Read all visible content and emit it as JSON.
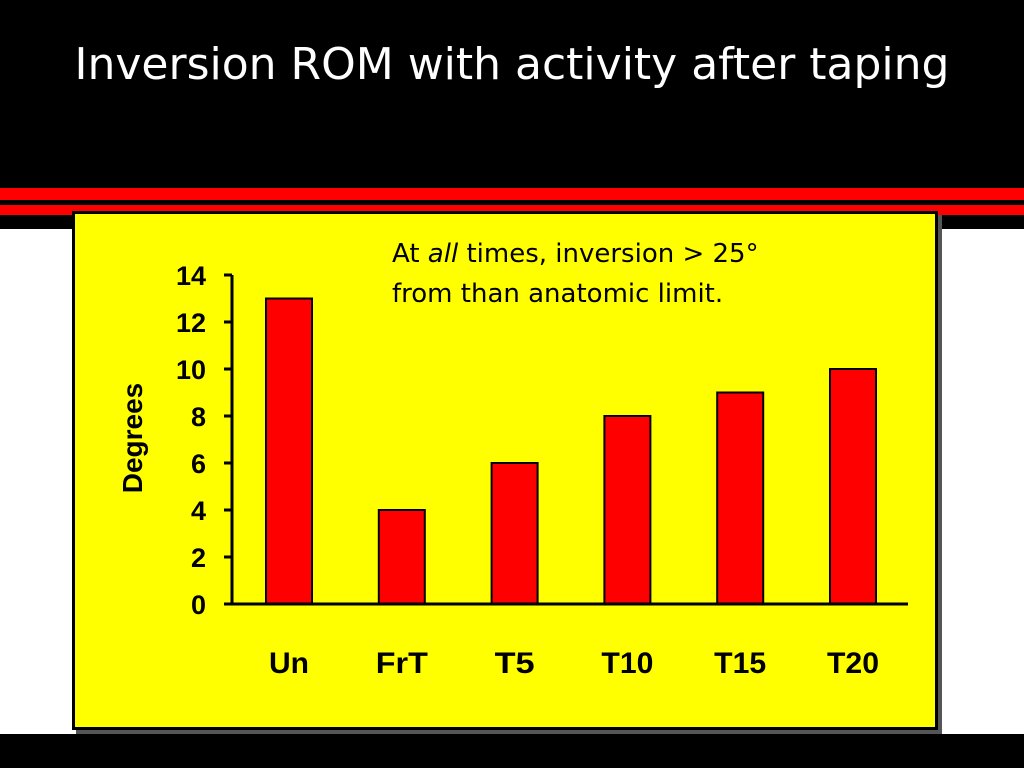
{
  "slide": {
    "title": "Inversion ROM with activity after taping"
  },
  "colors": {
    "background": "#000000",
    "stripe_red": "#ff0000",
    "panel": "#ffff00",
    "bar": "#ff0000",
    "text_light": "#ffffff",
    "text_dark": "#000000"
  },
  "annotation": {
    "prefix": "At ",
    "emphasis": "all",
    "suffix": " times, inversion > 25°",
    "line2": "from than anatomic limit."
  },
  "chart_data": {
    "type": "bar",
    "title": "",
    "xlabel": "",
    "ylabel": "Degrees",
    "categories": [
      "Un",
      "FrT",
      "T5",
      "T10",
      "T15",
      "T20"
    ],
    "values": [
      13,
      4,
      6,
      8,
      9,
      10
    ],
    "ylim": [
      0,
      14
    ],
    "yticks": [
      0,
      2,
      4,
      6,
      8,
      10,
      12,
      14
    ],
    "grid": false,
    "legend": "none"
  }
}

Work required: Except for the pictures, print the data above exactly.

Exercise answer:
Read all visible content and emit it as JSON.
{
  "slide": {
    "title": "Inversion ROM with activity after taping"
  },
  "colors": {
    "background": "#000000",
    "stripe_red": "#ff0000",
    "panel": "#ffff00",
    "bar": "#ff0000",
    "text_light": "#ffffff",
    "text_dark": "#000000"
  },
  "annotation": {
    "prefix": "At ",
    "emphasis": "all",
    "suffix": " times, inversion > 25°",
    "line2": "from than anatomic limit."
  },
  "chart_data": {
    "type": "bar",
    "title": "",
    "xlabel": "",
    "ylabel": "Degrees",
    "categories": [
      "Un",
      "FrT",
      "T5",
      "T10",
      "T15",
      "T20"
    ],
    "values": [
      13,
      4,
      6,
      8,
      9,
      10
    ],
    "ylim": [
      0,
      14
    ],
    "yticks": [
      0,
      2,
      4,
      6,
      8,
      10,
      12,
      14
    ],
    "grid": false,
    "legend": "none"
  }
}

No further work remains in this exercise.